## Short task
Every entry must be given again exactly.

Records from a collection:
-------

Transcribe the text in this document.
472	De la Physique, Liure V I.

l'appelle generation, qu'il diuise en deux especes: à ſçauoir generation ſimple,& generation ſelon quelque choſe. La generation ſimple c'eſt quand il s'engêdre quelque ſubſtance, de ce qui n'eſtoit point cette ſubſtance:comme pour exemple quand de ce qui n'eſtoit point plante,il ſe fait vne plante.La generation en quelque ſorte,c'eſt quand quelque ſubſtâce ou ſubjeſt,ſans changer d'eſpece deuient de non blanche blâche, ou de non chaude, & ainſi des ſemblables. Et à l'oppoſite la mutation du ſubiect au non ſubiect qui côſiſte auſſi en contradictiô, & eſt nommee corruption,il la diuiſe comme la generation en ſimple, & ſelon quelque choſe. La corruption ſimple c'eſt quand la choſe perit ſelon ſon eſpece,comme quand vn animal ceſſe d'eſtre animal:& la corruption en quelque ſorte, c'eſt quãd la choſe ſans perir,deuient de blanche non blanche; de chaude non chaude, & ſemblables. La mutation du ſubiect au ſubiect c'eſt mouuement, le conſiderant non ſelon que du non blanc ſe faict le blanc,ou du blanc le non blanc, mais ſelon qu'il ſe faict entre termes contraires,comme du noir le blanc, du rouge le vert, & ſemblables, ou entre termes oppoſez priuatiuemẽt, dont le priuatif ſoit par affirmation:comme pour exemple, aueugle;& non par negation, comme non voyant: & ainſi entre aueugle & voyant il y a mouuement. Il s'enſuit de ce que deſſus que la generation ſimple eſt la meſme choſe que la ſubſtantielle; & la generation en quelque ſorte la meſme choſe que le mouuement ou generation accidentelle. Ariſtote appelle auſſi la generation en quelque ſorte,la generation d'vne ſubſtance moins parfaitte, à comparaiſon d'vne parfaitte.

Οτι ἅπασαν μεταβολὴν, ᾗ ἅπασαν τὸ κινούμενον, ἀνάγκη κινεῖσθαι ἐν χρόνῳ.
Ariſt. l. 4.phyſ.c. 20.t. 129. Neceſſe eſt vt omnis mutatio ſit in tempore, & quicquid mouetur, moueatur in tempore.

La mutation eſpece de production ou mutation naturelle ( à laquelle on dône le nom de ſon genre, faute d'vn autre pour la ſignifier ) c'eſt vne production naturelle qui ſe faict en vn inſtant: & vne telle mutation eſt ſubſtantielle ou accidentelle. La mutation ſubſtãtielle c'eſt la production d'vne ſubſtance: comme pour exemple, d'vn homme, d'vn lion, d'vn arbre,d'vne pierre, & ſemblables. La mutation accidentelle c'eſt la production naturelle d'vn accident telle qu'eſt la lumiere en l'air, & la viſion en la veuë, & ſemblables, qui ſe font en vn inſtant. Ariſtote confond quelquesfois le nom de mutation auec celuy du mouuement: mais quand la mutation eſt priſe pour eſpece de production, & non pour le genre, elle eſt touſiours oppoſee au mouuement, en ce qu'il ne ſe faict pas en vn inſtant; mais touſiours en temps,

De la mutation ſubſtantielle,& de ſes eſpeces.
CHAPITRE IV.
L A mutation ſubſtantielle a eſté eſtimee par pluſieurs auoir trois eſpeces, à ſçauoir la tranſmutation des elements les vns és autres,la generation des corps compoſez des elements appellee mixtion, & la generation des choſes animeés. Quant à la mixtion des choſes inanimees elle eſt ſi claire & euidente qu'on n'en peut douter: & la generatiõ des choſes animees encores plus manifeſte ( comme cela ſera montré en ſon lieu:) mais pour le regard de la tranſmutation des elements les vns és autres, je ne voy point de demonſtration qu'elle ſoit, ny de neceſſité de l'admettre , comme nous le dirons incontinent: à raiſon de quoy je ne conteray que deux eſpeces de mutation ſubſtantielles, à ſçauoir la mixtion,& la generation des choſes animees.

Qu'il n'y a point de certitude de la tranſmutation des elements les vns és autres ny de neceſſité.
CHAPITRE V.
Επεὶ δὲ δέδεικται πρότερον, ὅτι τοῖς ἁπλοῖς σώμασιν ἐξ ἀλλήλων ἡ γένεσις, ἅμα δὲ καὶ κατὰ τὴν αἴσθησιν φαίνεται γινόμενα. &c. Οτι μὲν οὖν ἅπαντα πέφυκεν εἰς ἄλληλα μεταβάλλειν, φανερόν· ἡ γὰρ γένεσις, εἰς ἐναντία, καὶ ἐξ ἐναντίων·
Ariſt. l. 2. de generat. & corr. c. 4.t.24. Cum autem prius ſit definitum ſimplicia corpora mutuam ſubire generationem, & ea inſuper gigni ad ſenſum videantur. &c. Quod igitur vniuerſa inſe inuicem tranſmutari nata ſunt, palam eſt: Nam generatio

-------

## Response to this task
Transcribe the text in this document.
472	De la Physique, Liure V I.

l'appelle generation, qu'il diuise en deux especes: à ſçauoir generation ſimple,& generation ſelon quelque choſe. La generation ſimple c'eſt quand il s'engêdre quelque ſubſtance, de ce qui n'eſtoit point cette ſubſtance:comme pour exemple quand de ce qui n'eſtoit point plante,il ſe fait vne plante.La generation en quelque ſorte,c'eſt quand quelque ſubſtâce ou ſubjeſt,ſans changer d'eſpece deuient de non blanche blâche, ou de non chaude, & ainſi des ſemblables. Et à l'oppoſite la mutation du ſubiect au non ſubiect qui côſiſte auſſi en contradictiô, & eſt nommee corruption,il la diuiſe comme la generation en ſimple, & ſelon quelque choſe. La corruption ſimple c'eſt quand la choſe perit ſelon ſon eſpece,comme quand vn animal ceſſe d'eſtre animal:& la corruption en quelque ſorte, c'eſt quãd la choſe ſans perir,deuient de blanche non blanche; de chaude non chaude, & ſemblables. La mutation du ſubiect au ſubiect c'eſt mouuement, le conſiderant non ſelon que du non blanc ſe faict le blanc,ou du blanc le non blanc, mais ſelon qu'il ſe faict entre termes contraires,comme du noir le blanc, du rouge le vert, & ſemblables, ou entre termes oppoſez priuatiuemẽt, dont le priuatif ſoit par affirmation:comme pour exemple, aueugle;& non par negation, comme non voyant: & ainſi entre aueugle & voyant il y a mouuement. Il s'enſuit de ce que deſſus que la generation ſimple eſt la meſme choſe que la ſubſtantielle; & la generation en quelque ſorte la meſme choſe que le mouuement ou generation accidentelle. Ariſtote appelle auſſi la generation en quelque ſorte,la generation d'vne ſubſtance moins parfaitte, à comparaiſon d'vne parfaitte.

Οτι ἅπασαν μεταβολὴν, ᾗ ἅπασαν τὸ κινούμενον, ἀνάγκη κινεῖσθαι ἐν χρόνῳ.
Ariſt. l. 4.phyſ.c. 20.t. 129. Neceſſe eſt vt omnis mutatio ſit in tempore, & quicquid mouetur, moueatur in tempore.

La mutation eſpece de production ou mutation naturelle ( à laquelle on dône le nom de ſon genre, faute d'vn autre pour la ſignifier ) c'eſt vne production naturelle qui ſe faict en vn inſtant: & vne telle mutation eſt ſubſtantielle ou accidentelle. La mutation ſubſtãtielle c'eſt la production d'vne ſubſtance: comme pour exemple, d'vn homme, d'vn lion, d'vn arbre,d'vne pierre, & ſemblables. La mutation accidentelle c'eſt la production naturelle d'vn accident telle qu'eſt la lumiere en l'air, & la viſion en la veuë, & ſemblables, qui ſe font en vn inſtant. Ariſtote confond quelquesfois le nom de mutation auec celuy du mouuement: mais quand la mutation eſt priſe pour eſpece de production, & non pour le genre, elle eſt touſiours oppoſee au mouuement, en ce qu'il ne ſe faict pas en vn inſtant; mais touſiours en temps,

De la mutation ſubſtantielle,& de ſes eſpeces.
CHAPITRE IV.
L A mutation ſubſtantielle a eſté eſtimee par pluſieurs auoir trois eſpeces, à ſçauoir la tranſmutation des elements les vns és autres,la generation des corps compoſez des elements appellee mixtion, & la generation des choſes animeés. Quant à la mixtion des choſes inanimees elle eſt ſi claire & euidente qu'on n'en peut douter: & la generatiõ des choſes animees encores plus manifeſte ( comme cela ſera montré en ſon lieu:) mais pour le regard de la tranſmutation des elements les vns és autres, je ne voy point de demonſtration qu'elle ſoit, ny de neceſſité de l'admettre , comme nous le dirons incontinent: à raiſon de quoy je ne conteray que deux eſpeces de mutation ſubſtantielles, à ſçauoir la mixtion,& la generation des choſes animees.

Qu'il n'y a point de certitude de la tranſmutation des elements les vns és autres ny de neceſſité.
CHAPITRE V.
Επεὶ δὲ δέδεικται πρότερον, ὅτι τοῖς ἁπλοῖς σώμασιν ἐξ ἀλλήλων ἡ γένεσις, ἅμα δὲ καὶ κατὰ τὴν αἴσθησιν φαίνεται γινόμενα. &c. Οτι μὲν οὖν ἅπαντα πέφυκεν εἰς ἄλληλα μεταβάλλειν, φανερόν· ἡ γὰρ γένεσις, εἰς ἐναντία, καὶ ἐξ ἐναντίων·
Ariſt. l. 2. de generat. & corr. c. 4.t.24. Cum autem prius ſit definitum ſimplicia corpora mutuam ſubire generationem, & ea inſuper gigni ad ſenſum videantur. &c. Quod igitur vniuerſa inſe inuicem tranſmutari nata ſunt, palam eſt: Nam generatio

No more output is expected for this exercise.